### [MATERIAL FOR THE TASK]

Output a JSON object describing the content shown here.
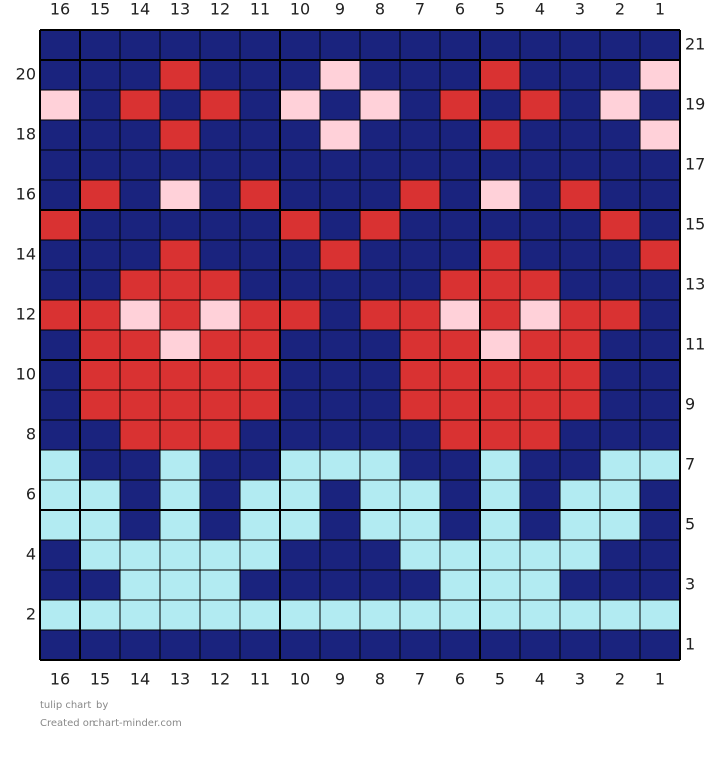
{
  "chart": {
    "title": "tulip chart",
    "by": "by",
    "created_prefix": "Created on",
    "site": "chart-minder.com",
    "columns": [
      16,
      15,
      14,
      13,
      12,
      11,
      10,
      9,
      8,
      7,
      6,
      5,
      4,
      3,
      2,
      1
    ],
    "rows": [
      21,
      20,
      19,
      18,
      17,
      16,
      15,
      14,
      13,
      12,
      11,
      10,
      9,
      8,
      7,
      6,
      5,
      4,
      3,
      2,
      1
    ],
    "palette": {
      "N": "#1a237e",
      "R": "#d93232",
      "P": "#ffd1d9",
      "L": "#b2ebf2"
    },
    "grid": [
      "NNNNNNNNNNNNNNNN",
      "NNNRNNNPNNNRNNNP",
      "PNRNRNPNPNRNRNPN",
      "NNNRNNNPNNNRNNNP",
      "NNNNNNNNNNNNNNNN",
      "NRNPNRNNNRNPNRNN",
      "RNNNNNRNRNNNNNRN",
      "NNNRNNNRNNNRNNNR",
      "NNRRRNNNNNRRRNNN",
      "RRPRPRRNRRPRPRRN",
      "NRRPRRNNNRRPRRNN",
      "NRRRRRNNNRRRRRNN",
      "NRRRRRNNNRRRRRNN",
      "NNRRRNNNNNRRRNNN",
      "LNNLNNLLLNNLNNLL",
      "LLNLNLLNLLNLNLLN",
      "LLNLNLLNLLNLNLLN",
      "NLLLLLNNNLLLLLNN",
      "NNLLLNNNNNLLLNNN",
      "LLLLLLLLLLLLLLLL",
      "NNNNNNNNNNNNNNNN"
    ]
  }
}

### [TASK BRIEF]
The material above must be printed exactly, with its pictures left out.

### [RESULT FOR THIS TASK]
Output a JSON object describing the content shown here.
{
  "chart": {
    "title": "tulip chart",
    "by": "by",
    "created_prefix": "Created on",
    "site": "chart-minder.com",
    "columns": [
      16,
      15,
      14,
      13,
      12,
      11,
      10,
      9,
      8,
      7,
      6,
      5,
      4,
      3,
      2,
      1
    ],
    "rows": [
      21,
      20,
      19,
      18,
      17,
      16,
      15,
      14,
      13,
      12,
      11,
      10,
      9,
      8,
      7,
      6,
      5,
      4,
      3,
      2,
      1
    ],
    "palette": {
      "N": "#1a237e",
      "R": "#d93232",
      "P": "#ffd1d9",
      "L": "#b2ebf2"
    },
    "grid": [
      "NNNNNNNNNNNNNNNN",
      "NNNRNNNPNNNRNNNP",
      "PNRNRNPNPNRNRNPN",
      "NNNRNNNPNNNRNNNP",
      "NNNNNNNNNNNNNNNN",
      "NRNPNRNNNRNPNRNN",
      "RNNNNNRNRNNNNNRN",
      "NNNRNNNRNNNRNNNR",
      "NNRRRNNNNNRRRNNN",
      "RRPRPRRNRRPRPRRN",
      "NRRPRRNNNRRPRRNN",
      "NRRRRRNNNRRRRRNN",
      "NRRRRRNNNRRRRRNN",
      "NNRRRNNNNNRRRNNN",
      "LNNLNNLLLNNLNNLL",
      "LLNLNLLNLLNLNLLN",
      "LLNLNLLNLLNLNLLN",
      "NLLLLLNNNLLLLLNN",
      "NNLLLNNNNNLLLNNN",
      "LLLLLLLLLLLLLLLL",
      "NNNNNNNNNNNNNNNN"
    ]
  }
}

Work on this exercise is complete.